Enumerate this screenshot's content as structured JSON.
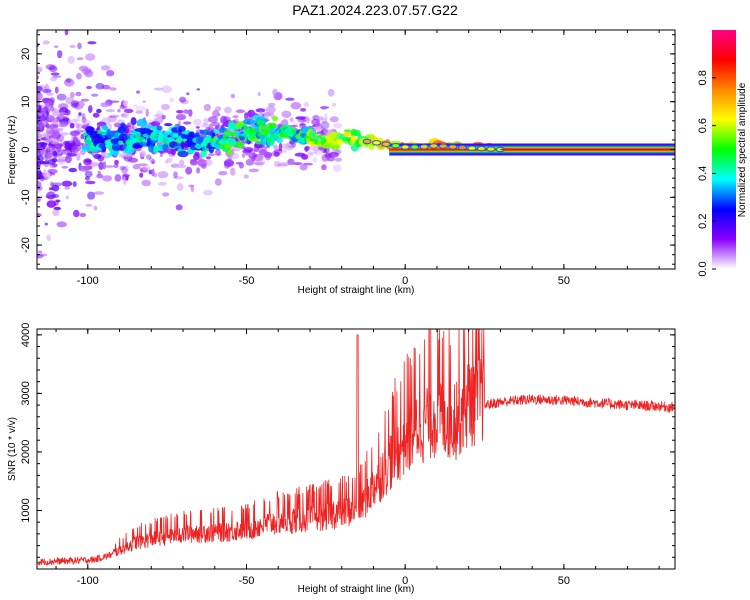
{
  "title": "PAZ1.2024.223.07.57.G22",
  "chart_data": [
    {
      "type": "heatmap",
      "xlabel": "Height of straight line (km)",
      "ylabel": "Frequency (Hz)",
      "xlim": [
        -116,
        85
      ],
      "ylim": [
        -25,
        25
      ],
      "xticks": [
        -100,
        -50,
        0,
        50
      ],
      "yticks": [
        -20,
        -10,
        0,
        10,
        20
      ],
      "colorbar": {
        "label": "Normalized spectral amplitude",
        "range": [
          0.0,
          1.0
        ],
        "ticks": [
          "0.0",
          "0.2",
          "0.4",
          "0.6",
          "0.8"
        ],
        "tick_values": [
          0.0,
          0.2,
          0.4,
          0.6,
          0.8
        ],
        "colormap": [
          "#ffffff",
          "#8800ff",
          "#0000ff",
          "#00ffff",
          "#00ff00",
          "#ffff00",
          "#ff8800",
          "#ff0000",
          "#ff0088"
        ]
      },
      "ridge_track": [
        {
          "x": -100,
          "y": 2
        },
        {
          "x": -80,
          "y": 2.5
        },
        {
          "x": -60,
          "y": 1.5
        },
        {
          "x": -45,
          "y": 4
        },
        {
          "x": -35,
          "y": 3
        },
        {
          "x": -25,
          "y": 2
        },
        {
          "x": -15,
          "y": 2
        },
        {
          "x": -10,
          "y": 1.5
        },
        {
          "x": -5,
          "y": 1
        },
        {
          "x": 0,
          "y": 0.5
        },
        {
          "x": 5,
          "y": 0.5
        },
        {
          "x": 10,
          "y": 0.8
        },
        {
          "x": 20,
          "y": 0.3
        },
        {
          "x": 30,
          "y": 0
        },
        {
          "x": 85,
          "y": 0
        }
      ]
    },
    {
      "type": "line",
      "xlabel": "Height of straight line (km)",
      "ylabel": "SNR (10 * v/v)",
      "xlim": [
        -116,
        85
      ],
      "ylim": [
        0,
        4100
      ],
      "xticks": [
        -100,
        -50,
        0,
        50
      ],
      "yticks": [
        1000,
        2000,
        3000,
        4000
      ],
      "color": "#ee2222",
      "series": [
        {
          "name": "",
          "x": [
            -116,
            -105,
            -98,
            -92,
            -85,
            -78,
            -70,
            -62,
            -55,
            -48,
            -40,
            -32,
            -25,
            -20,
            -16,
            -15,
            -14,
            -10,
            -5,
            0,
            5,
            10,
            15,
            20,
            25,
            30,
            35,
            40,
            50,
            60,
            70,
            80,
            85
          ],
          "y": [
            120,
            140,
            160,
            250,
            420,
            500,
            560,
            580,
            600,
            650,
            750,
            800,
            850,
            900,
            950,
            4000,
            1000,
            1300,
            1700,
            2050,
            2300,
            2450,
            2350,
            2650,
            2800,
            2850,
            2880,
            2900,
            2880,
            2840,
            2800,
            2780,
            2760
          ]
        }
      ]
    }
  ]
}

GIVEN EXERCISE:
Return every line in the listing that contains the word "ylabel".

OUTPUT FOR THIS TASK:
      "ylabel": "Frequency (Hz)",
      "ylabel": "SNR (10 * v/v)",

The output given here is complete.